→ AIM OF THE TASK
In the entries below, count the lines holding "document". Reply with the number only.

— START —

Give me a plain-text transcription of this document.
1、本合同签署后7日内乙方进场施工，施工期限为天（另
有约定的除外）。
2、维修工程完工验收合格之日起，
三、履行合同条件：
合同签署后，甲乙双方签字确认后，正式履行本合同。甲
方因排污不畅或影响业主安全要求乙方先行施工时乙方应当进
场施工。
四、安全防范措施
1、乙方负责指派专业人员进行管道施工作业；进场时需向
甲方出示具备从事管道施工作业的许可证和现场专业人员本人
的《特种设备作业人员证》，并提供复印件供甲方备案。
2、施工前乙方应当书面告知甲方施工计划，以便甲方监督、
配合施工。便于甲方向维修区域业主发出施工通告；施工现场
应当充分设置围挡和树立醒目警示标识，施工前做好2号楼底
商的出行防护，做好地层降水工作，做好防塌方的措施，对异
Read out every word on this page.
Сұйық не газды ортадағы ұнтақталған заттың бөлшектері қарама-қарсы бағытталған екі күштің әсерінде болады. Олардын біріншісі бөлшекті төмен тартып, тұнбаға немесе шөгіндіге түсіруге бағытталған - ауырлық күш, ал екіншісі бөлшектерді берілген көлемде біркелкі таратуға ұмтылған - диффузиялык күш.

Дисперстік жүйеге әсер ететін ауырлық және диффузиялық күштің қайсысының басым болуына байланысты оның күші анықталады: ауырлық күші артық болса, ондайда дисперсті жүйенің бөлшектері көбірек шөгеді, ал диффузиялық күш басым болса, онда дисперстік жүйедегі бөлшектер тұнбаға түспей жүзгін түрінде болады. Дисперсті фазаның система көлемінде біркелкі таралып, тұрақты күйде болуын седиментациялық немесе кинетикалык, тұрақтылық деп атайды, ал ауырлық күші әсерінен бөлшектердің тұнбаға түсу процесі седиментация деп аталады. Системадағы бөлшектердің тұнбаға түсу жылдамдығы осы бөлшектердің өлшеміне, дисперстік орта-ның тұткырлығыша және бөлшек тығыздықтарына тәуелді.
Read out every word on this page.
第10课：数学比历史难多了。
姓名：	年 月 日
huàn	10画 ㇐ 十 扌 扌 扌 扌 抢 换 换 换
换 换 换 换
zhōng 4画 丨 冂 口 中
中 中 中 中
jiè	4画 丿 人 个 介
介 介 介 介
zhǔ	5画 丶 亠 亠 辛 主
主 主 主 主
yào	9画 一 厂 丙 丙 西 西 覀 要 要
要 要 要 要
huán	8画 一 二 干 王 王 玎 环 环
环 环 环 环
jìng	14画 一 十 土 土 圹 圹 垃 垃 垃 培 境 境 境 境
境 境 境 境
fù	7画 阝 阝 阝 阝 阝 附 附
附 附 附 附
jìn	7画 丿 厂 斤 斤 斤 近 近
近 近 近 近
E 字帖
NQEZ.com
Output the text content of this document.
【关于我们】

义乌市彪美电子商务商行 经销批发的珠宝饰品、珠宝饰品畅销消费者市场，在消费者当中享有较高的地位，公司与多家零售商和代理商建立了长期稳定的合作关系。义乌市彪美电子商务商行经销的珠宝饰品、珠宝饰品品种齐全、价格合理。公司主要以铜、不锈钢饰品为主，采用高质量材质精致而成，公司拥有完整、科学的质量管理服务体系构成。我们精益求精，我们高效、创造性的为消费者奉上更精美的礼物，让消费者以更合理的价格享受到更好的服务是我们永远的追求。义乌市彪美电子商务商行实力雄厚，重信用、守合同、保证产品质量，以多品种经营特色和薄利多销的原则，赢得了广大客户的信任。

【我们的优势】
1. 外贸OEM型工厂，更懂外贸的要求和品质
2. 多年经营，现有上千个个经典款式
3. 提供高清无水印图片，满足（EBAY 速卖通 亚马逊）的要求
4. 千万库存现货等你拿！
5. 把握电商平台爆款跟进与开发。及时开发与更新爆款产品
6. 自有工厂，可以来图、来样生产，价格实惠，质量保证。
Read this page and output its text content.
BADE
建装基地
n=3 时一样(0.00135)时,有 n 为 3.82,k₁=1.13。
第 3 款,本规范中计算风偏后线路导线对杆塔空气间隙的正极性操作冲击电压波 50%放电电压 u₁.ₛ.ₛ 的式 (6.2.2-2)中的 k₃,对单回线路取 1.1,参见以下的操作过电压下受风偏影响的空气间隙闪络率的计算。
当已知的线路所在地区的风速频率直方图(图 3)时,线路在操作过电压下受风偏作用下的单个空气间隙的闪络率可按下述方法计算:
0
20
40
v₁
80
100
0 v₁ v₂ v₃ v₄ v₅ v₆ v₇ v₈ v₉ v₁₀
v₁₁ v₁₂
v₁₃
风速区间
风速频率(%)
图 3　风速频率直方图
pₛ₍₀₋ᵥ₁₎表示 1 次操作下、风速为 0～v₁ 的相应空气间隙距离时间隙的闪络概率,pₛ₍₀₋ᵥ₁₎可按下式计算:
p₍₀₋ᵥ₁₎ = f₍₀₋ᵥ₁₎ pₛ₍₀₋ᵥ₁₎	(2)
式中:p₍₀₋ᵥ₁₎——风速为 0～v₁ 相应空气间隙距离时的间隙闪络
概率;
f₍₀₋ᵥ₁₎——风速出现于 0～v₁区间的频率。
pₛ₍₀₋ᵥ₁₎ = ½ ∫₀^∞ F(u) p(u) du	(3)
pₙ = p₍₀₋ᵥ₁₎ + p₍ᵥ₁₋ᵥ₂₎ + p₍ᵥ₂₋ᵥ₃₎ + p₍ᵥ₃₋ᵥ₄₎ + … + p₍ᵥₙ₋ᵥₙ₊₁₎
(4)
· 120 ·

— END —

→ RESPONSE TO THIS EXERCISE
2